## Begin

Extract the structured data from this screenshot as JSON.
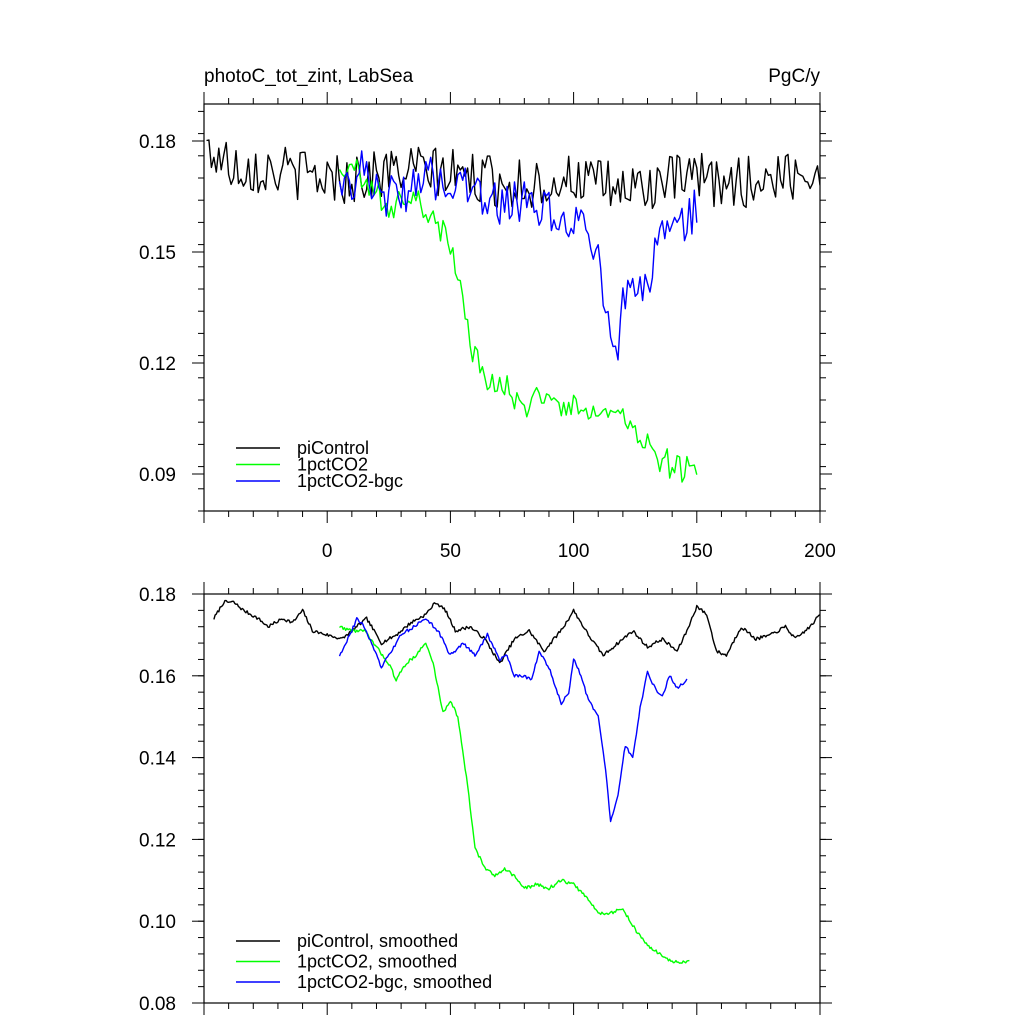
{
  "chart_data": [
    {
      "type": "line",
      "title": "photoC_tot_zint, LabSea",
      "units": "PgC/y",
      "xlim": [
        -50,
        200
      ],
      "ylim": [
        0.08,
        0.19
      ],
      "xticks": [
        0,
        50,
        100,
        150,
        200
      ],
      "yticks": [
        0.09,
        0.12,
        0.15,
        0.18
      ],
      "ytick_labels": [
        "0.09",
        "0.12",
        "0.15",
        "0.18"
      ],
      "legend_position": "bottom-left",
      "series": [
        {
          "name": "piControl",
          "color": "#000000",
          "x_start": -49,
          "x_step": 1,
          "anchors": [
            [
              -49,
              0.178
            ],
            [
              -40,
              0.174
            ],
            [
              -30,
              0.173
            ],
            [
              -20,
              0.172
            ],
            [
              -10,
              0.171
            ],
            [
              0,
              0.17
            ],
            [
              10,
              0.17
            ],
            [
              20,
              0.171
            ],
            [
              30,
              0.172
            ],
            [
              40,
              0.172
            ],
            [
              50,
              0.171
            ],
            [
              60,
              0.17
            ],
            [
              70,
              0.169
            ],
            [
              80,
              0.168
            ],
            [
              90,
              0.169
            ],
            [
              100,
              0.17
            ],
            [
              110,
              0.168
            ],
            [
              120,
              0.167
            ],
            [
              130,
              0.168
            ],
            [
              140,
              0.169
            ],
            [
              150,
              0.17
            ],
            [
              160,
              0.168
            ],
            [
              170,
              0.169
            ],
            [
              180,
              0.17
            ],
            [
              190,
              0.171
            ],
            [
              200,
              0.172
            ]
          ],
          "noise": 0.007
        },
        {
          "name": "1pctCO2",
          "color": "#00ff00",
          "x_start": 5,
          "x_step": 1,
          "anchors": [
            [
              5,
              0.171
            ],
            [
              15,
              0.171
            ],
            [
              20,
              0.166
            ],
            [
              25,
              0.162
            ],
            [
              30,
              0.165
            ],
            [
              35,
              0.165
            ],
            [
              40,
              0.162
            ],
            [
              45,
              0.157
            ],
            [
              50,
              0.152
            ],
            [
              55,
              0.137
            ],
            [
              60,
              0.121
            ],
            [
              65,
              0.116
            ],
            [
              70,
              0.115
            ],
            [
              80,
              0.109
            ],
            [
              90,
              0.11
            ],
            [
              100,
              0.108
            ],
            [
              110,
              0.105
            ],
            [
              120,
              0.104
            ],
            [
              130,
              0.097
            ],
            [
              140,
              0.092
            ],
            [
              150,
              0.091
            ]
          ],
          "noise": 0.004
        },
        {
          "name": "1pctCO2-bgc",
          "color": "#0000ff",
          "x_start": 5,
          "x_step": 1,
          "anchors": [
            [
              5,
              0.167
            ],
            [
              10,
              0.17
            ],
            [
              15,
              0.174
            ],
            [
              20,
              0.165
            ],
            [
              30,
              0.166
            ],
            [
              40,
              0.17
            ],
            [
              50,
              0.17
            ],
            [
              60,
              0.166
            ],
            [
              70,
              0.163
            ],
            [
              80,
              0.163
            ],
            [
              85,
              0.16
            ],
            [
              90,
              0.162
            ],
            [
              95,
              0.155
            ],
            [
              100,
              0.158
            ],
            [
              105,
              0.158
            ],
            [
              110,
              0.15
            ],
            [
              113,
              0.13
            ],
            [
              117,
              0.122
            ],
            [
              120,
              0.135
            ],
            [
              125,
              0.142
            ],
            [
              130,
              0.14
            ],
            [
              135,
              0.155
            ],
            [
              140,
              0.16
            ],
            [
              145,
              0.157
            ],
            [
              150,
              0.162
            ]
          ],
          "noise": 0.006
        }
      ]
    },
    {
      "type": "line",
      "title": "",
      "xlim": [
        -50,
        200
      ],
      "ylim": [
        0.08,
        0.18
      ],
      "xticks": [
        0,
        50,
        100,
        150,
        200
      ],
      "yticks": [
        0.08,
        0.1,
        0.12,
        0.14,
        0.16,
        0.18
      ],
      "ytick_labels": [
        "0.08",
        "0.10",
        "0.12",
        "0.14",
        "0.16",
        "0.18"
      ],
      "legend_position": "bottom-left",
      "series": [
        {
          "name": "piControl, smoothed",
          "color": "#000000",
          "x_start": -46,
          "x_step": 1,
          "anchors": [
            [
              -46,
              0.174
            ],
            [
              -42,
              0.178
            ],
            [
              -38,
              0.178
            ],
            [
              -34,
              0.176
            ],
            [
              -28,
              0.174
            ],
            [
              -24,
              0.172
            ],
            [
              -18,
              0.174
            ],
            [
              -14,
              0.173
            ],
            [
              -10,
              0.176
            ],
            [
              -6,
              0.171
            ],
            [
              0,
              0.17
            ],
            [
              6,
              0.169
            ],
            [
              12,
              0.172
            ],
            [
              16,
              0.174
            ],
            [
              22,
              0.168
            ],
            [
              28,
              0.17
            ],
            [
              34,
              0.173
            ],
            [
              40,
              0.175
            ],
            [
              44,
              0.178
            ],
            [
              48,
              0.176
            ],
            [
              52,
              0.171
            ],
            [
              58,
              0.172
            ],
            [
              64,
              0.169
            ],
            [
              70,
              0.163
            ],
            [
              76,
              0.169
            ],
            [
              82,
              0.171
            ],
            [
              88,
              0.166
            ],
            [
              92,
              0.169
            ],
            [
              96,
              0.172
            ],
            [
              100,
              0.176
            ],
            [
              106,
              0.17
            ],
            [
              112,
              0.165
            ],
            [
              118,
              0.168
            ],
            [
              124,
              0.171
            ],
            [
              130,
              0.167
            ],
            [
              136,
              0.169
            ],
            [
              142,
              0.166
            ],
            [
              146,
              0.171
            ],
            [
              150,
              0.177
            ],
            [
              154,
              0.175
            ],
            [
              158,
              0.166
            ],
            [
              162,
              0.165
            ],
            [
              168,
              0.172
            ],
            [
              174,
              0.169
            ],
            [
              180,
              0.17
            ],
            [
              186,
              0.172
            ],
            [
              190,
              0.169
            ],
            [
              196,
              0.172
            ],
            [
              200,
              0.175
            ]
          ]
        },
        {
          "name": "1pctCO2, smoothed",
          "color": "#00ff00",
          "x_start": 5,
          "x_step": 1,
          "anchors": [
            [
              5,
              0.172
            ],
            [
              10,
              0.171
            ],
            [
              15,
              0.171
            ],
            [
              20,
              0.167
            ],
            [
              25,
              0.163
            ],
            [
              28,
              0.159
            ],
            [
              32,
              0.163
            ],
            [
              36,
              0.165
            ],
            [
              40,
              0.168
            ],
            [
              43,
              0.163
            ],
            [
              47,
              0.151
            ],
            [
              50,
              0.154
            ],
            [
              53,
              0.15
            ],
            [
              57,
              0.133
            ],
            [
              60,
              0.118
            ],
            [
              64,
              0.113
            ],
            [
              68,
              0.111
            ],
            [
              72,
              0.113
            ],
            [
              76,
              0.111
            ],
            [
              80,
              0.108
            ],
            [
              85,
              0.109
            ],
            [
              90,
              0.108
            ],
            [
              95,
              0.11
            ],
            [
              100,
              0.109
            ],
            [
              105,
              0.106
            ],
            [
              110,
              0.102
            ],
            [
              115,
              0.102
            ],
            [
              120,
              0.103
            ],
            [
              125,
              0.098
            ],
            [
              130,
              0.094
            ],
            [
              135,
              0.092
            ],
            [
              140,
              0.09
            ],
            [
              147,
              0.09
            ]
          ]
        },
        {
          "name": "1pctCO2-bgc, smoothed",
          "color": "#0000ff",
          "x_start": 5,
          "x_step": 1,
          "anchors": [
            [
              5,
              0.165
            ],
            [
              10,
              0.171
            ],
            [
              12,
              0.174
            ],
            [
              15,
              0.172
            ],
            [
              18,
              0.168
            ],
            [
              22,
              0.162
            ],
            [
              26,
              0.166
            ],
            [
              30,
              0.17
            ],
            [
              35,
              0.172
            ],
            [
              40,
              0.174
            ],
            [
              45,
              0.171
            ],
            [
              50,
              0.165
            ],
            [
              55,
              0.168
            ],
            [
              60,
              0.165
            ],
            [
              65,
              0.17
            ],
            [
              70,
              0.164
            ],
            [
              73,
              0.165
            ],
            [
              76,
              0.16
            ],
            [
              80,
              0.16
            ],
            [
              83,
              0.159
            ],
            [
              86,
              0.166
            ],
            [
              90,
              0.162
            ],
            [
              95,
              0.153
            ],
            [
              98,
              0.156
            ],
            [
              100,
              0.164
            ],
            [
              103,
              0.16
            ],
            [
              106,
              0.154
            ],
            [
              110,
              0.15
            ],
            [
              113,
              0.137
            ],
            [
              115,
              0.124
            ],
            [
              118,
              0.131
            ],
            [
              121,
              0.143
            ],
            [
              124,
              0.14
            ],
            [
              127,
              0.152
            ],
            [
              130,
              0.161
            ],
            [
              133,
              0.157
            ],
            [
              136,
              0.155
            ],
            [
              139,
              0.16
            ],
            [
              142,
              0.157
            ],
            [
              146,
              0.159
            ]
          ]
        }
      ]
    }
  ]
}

## End

▸ **Stated exercise**:
Check each line above for the string "smoothed" and report how many lines have it, giving only the number.

▸ **Correct response**:
3